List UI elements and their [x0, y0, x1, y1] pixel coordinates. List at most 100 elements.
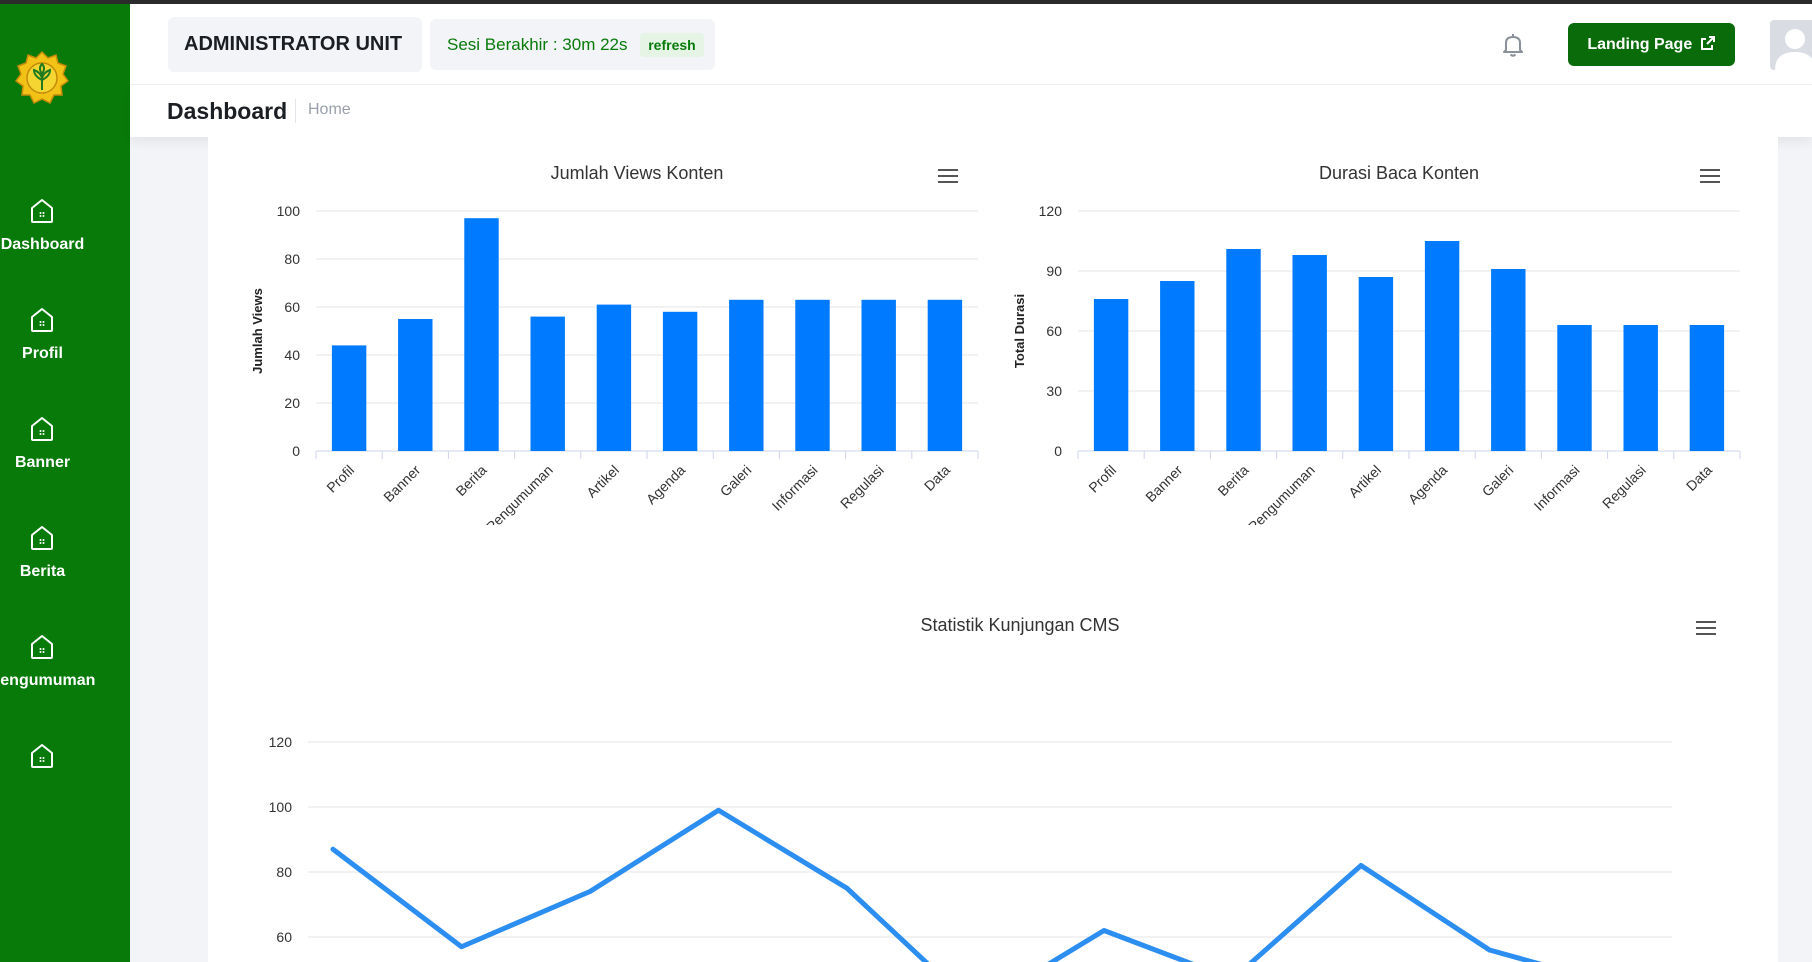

--

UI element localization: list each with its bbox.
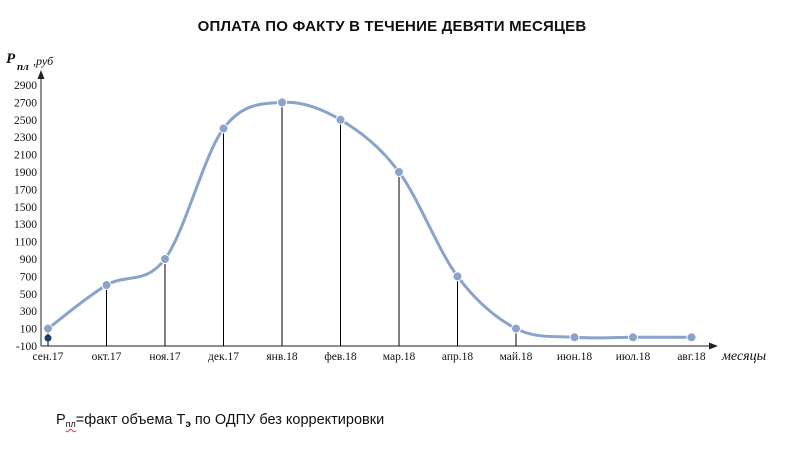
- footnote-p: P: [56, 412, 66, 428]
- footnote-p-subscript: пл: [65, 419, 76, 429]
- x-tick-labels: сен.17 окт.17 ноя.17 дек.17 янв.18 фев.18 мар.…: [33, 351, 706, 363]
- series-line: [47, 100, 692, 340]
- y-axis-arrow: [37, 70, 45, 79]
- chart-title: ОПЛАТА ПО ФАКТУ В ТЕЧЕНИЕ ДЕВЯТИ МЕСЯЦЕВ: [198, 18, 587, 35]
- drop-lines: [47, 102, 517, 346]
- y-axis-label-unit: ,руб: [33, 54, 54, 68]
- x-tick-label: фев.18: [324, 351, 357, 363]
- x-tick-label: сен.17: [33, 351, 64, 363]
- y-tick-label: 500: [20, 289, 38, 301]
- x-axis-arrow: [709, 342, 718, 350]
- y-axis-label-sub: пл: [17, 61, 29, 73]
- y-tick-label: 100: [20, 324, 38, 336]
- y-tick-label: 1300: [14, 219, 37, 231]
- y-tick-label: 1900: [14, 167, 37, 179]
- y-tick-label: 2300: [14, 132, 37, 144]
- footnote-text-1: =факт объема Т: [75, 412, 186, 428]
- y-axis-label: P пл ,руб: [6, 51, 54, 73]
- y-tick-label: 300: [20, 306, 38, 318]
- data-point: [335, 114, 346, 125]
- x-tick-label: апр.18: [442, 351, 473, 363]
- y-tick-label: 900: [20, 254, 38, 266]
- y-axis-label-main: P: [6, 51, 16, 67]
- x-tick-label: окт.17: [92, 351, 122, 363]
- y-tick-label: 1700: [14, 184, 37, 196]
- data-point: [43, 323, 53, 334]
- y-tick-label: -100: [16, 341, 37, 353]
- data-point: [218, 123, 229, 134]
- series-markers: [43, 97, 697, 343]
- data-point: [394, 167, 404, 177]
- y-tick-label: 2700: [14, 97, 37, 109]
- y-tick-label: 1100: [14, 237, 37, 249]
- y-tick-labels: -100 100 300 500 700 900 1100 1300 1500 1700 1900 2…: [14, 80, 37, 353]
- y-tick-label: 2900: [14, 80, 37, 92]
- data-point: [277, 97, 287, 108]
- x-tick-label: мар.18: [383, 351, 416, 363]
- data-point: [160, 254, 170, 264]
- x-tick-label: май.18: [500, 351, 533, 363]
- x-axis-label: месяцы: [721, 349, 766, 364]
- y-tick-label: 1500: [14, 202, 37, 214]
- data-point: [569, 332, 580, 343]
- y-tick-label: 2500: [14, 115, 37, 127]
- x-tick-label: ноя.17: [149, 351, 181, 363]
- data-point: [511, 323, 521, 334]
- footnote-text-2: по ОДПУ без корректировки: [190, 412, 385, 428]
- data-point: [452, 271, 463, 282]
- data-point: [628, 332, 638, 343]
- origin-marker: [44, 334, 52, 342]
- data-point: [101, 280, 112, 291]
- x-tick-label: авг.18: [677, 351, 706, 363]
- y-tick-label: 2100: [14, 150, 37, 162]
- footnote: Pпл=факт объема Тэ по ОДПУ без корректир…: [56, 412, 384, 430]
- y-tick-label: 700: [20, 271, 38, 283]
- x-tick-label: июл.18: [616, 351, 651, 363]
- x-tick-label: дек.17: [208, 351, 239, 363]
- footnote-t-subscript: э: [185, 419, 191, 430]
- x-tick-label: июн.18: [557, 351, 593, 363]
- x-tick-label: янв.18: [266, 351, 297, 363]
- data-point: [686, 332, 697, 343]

--

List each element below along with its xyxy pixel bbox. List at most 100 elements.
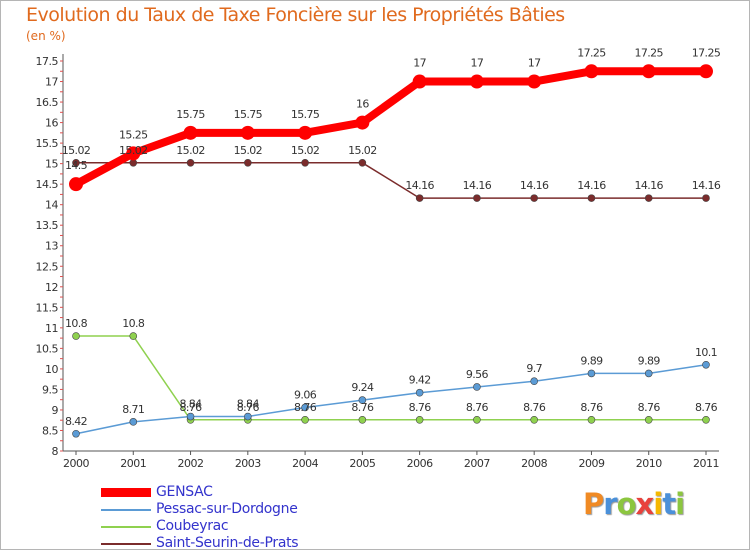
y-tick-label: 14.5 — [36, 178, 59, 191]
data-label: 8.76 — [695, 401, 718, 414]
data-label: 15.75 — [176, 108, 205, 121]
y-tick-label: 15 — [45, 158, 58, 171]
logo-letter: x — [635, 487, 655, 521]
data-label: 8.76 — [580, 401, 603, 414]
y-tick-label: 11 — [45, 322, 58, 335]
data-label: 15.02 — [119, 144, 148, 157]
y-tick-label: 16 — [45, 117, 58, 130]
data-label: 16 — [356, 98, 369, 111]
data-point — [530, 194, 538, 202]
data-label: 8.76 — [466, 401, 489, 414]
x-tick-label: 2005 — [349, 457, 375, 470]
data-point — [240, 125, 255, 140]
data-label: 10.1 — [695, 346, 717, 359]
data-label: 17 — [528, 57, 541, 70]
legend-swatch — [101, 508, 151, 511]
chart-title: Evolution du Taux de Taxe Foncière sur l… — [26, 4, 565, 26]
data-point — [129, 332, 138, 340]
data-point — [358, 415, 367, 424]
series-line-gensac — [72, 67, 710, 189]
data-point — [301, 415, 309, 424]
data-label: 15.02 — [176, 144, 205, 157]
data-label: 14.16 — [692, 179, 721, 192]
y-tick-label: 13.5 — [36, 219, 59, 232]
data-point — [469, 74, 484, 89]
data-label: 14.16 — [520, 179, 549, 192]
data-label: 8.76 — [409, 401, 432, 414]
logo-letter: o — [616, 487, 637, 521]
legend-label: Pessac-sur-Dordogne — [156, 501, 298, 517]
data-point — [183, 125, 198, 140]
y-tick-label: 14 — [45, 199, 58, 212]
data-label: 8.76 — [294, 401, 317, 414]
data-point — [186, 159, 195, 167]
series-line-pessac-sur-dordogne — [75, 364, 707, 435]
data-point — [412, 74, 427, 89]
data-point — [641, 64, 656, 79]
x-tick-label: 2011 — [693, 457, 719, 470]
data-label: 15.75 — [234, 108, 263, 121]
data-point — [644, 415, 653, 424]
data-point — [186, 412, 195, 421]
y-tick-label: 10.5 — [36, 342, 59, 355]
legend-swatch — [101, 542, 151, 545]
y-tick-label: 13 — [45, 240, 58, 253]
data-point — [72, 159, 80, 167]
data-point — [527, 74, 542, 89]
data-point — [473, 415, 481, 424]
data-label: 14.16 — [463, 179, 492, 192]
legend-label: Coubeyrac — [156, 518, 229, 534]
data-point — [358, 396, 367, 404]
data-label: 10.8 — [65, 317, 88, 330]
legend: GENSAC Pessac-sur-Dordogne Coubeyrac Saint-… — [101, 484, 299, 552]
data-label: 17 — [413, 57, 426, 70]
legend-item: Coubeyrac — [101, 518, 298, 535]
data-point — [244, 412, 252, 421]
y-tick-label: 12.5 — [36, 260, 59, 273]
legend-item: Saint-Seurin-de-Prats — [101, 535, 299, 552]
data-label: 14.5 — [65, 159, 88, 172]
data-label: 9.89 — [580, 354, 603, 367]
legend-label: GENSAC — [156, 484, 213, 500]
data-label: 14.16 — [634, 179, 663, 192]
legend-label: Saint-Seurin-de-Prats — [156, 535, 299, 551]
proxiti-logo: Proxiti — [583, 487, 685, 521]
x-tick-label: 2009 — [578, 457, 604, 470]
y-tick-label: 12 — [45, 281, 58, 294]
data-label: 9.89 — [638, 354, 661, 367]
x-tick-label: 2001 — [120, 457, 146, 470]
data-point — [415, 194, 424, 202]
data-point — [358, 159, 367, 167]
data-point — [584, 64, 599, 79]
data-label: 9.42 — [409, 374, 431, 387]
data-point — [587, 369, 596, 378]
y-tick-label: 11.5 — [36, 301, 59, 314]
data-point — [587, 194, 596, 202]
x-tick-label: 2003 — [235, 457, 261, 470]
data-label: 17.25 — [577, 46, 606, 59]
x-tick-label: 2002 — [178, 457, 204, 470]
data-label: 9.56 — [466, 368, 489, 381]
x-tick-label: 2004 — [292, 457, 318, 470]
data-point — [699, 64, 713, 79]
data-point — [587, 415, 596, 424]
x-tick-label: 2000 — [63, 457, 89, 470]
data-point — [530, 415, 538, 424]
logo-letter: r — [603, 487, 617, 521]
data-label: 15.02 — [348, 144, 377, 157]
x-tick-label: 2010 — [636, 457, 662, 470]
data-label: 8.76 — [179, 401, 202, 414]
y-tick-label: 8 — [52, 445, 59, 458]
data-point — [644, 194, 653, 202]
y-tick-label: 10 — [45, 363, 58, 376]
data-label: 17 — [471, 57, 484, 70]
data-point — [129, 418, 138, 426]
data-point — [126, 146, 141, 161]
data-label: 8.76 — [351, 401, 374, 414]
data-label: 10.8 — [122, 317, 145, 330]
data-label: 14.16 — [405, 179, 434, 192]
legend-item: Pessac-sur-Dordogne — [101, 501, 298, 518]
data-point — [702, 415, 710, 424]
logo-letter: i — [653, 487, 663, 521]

- Task objective -
Extract the lines of the records from the line with "List each element" up to and including the line with "series-line-gensac — [72, 67, 710, 189]", and copy them without changes, leaving the pictures out of the answer.

- Expected answer -
List each element below along with its xyxy pixel bbox. List at most 100 elements.
y-tick-label: 14.5 — [36, 178, 59, 191]
data-label: 8.76 — [695, 401, 718, 414]
data-label: 15.75 — [176, 108, 205, 121]
y-tick-label: 15 — [45, 158, 58, 171]
logo-letter: x — [635, 487, 655, 521]
data-label: 8.76 — [580, 401, 603, 414]
y-tick-label: 11 — [45, 322, 58, 335]
data-label: 15.02 — [119, 144, 148, 157]
y-tick-label: 16 — [45, 117, 58, 130]
data-label: 16 — [356, 98, 369, 111]
data-point — [530, 194, 538, 202]
data-label: 8.76 — [466, 401, 489, 414]
x-tick-label: 2005 — [349, 457, 375, 470]
data-point — [240, 125, 255, 140]
data-label: 10.1 — [695, 346, 717, 359]
data-label: 17 — [528, 57, 541, 70]
legend-swatch — [101, 508, 151, 511]
chart-title: Evolution du Taux de Taxe Foncière sur l… — [26, 4, 565, 26]
data-point — [129, 332, 138, 340]
data-point — [358, 415, 367, 424]
series-line-gensac — [72, 67, 710, 189]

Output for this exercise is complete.